BEGIN Information provided

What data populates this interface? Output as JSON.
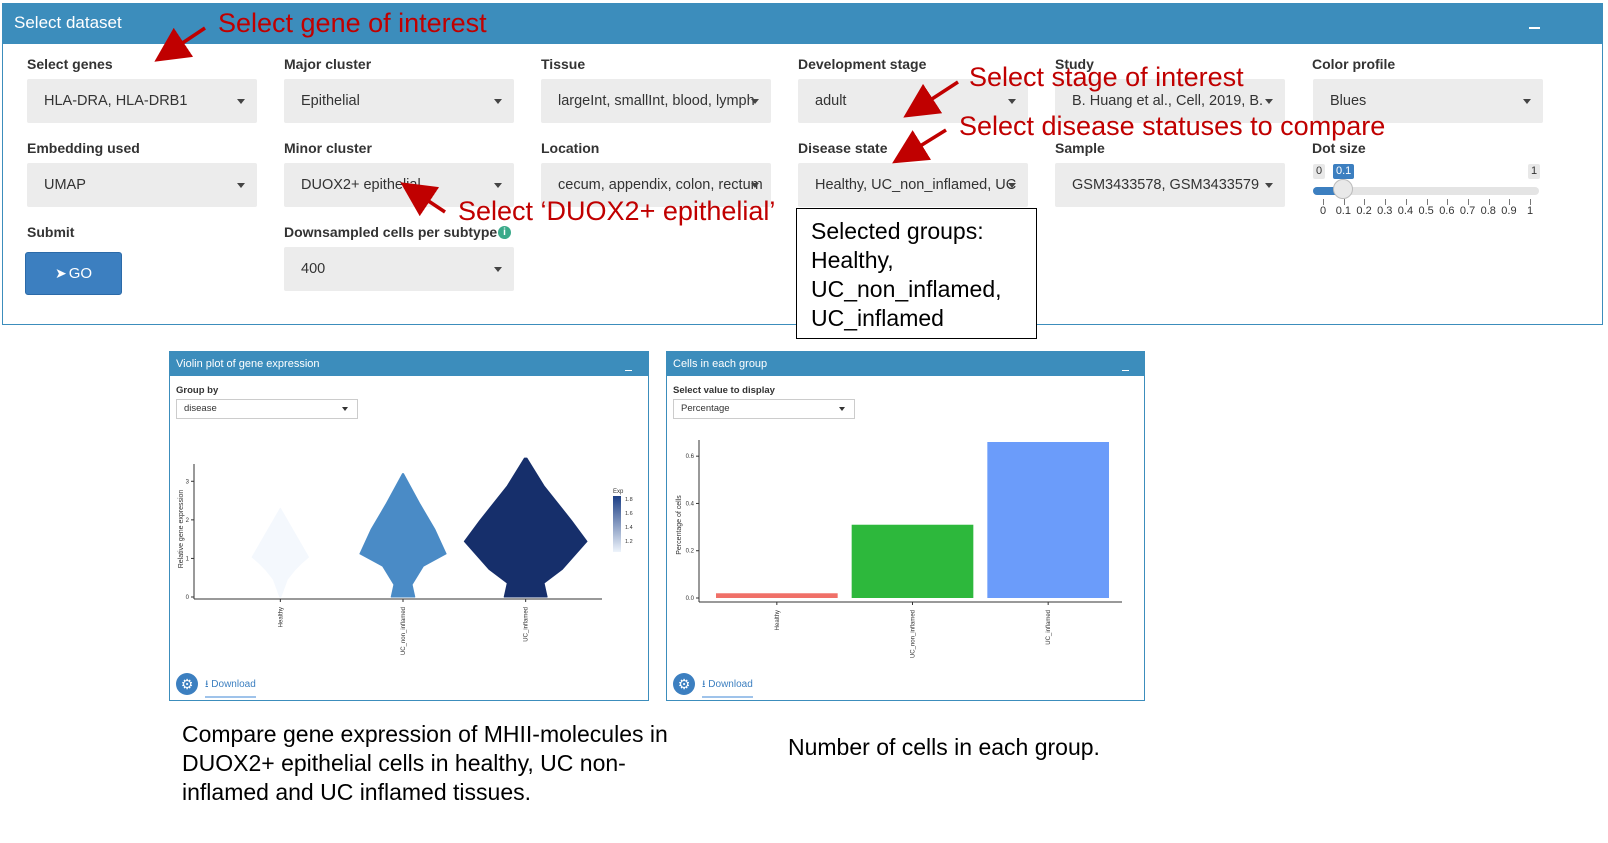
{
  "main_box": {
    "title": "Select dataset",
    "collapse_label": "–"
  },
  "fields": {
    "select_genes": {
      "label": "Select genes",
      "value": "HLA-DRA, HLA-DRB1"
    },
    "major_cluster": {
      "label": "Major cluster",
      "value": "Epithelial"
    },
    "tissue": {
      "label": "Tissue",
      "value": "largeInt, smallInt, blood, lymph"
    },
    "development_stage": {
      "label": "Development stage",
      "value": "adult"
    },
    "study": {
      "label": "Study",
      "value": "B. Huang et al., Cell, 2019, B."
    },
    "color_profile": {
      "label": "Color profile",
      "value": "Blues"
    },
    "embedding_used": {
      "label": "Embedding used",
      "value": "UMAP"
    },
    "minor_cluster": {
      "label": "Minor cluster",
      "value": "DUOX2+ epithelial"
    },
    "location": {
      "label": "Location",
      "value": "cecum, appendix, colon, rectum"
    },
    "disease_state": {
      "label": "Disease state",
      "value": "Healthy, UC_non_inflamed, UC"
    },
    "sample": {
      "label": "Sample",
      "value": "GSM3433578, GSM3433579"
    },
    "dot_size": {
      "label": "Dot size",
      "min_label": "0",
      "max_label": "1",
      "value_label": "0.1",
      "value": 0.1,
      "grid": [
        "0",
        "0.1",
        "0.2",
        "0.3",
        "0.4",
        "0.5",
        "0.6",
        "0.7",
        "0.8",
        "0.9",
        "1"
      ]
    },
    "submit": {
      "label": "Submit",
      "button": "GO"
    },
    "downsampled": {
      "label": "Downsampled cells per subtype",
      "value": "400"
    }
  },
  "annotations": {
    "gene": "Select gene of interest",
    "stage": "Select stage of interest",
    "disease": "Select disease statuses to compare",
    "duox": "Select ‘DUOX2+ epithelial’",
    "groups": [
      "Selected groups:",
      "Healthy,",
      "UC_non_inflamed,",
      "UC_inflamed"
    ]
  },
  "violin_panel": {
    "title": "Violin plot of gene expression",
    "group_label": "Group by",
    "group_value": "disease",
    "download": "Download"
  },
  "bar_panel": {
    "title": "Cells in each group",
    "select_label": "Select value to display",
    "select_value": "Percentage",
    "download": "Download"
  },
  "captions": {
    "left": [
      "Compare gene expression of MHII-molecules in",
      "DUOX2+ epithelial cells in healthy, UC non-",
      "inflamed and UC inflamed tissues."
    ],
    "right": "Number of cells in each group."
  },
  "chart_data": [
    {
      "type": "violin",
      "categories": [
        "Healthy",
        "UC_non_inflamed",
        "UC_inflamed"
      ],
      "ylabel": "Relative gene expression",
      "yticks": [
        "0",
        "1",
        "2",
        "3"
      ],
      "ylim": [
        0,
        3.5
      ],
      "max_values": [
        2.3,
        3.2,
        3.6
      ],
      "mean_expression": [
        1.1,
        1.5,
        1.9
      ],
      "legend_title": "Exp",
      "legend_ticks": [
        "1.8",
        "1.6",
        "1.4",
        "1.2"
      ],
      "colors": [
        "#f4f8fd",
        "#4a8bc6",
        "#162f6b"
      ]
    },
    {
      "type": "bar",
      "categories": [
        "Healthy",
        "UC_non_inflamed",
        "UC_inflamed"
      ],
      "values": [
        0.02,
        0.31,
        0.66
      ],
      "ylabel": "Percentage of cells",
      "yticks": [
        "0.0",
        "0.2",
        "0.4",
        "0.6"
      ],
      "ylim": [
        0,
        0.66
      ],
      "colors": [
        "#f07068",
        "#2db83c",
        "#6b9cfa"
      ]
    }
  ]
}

END Information provided

=== Exercise objective ===
The records above must be printed exactly; the pictures stay out.

=== Solution to the exercise ===
What data populates this interface? Output as JSON.
{
  "main_box": {
    "title": "Select dataset",
    "collapse_label": "–"
  },
  "fields": {
    "select_genes": {
      "label": "Select genes",
      "value": "HLA-DRA, HLA-DRB1"
    },
    "major_cluster": {
      "label": "Major cluster",
      "value": "Epithelial"
    },
    "tissue": {
      "label": "Tissue",
      "value": "largeInt, smallInt, blood, lymph"
    },
    "development_stage": {
      "label": "Development stage",
      "value": "adult"
    },
    "study": {
      "label": "Study",
      "value": "B. Huang et al., Cell, 2019, B."
    },
    "color_profile": {
      "label": "Color profile",
      "value": "Blues"
    },
    "embedding_used": {
      "label": "Embedding used",
      "value": "UMAP"
    },
    "minor_cluster": {
      "label": "Minor cluster",
      "value": "DUOX2+ epithelial"
    },
    "location": {
      "label": "Location",
      "value": "cecum, appendix, colon, rectum"
    },
    "disease_state": {
      "label": "Disease state",
      "value": "Healthy, UC_non_inflamed, UC"
    },
    "sample": {
      "label": "Sample",
      "value": "GSM3433578, GSM3433579"
    },
    "dot_size": {
      "label": "Dot size",
      "min_label": "0",
      "max_label": "1",
      "value_label": "0.1",
      "value": 0.1,
      "grid": [
        "0",
        "0.1",
        "0.2",
        "0.3",
        "0.4",
        "0.5",
        "0.6",
        "0.7",
        "0.8",
        "0.9",
        "1"
      ]
    },
    "submit": {
      "label": "Submit",
      "button": "GO"
    },
    "downsampled": {
      "label": "Downsampled cells per subtype",
      "value": "400"
    }
  },
  "annotations": {
    "gene": "Select gene of interest",
    "stage": "Select stage of interest",
    "disease": "Select disease statuses to compare",
    "duox": "Select ‘DUOX2+ epithelial’",
    "groups": [
      "Selected groups:",
      "Healthy,",
      "UC_non_inflamed,",
      "UC_inflamed"
    ]
  },
  "violin_panel": {
    "title": "Violin plot of gene expression",
    "group_label": "Group by",
    "group_value": "disease",
    "download": "Download"
  },
  "bar_panel": {
    "title": "Cells in each group",
    "select_label": "Select value to display",
    "select_value": "Percentage",
    "download": "Download"
  },
  "captions": {
    "left": [
      "Compare gene expression of MHII-molecules in",
      "DUOX2+ epithelial cells in healthy, UC non-",
      "inflamed and UC inflamed tissues."
    ],
    "right": "Number of cells in each group."
  },
  "chart_data": [
    {
      "type": "violin",
      "categories": [
        "Healthy",
        "UC_non_inflamed",
        "UC_inflamed"
      ],
      "ylabel": "Relative gene expression",
      "yticks": [
        "0",
        "1",
        "2",
        "3"
      ],
      "ylim": [
        0,
        3.5
      ],
      "max_values": [
        2.3,
        3.2,
        3.6
      ],
      "mean_expression": [
        1.1,
        1.5,
        1.9
      ],
      "legend_title": "Exp",
      "legend_ticks": [
        "1.8",
        "1.6",
        "1.4",
        "1.2"
      ],
      "colors": [
        "#f4f8fd",
        "#4a8bc6",
        "#162f6b"
      ]
    },
    {
      "type": "bar",
      "categories": [
        "Healthy",
        "UC_non_inflamed",
        "UC_inflamed"
      ],
      "values": [
        0.02,
        0.31,
        0.66
      ],
      "ylabel": "Percentage of cells",
      "yticks": [
        "0.0",
        "0.2",
        "0.4",
        "0.6"
      ],
      "ylim": [
        0,
        0.66
      ],
      "colors": [
        "#f07068",
        "#2db83c",
        "#6b9cfa"
      ]
    }
  ]
}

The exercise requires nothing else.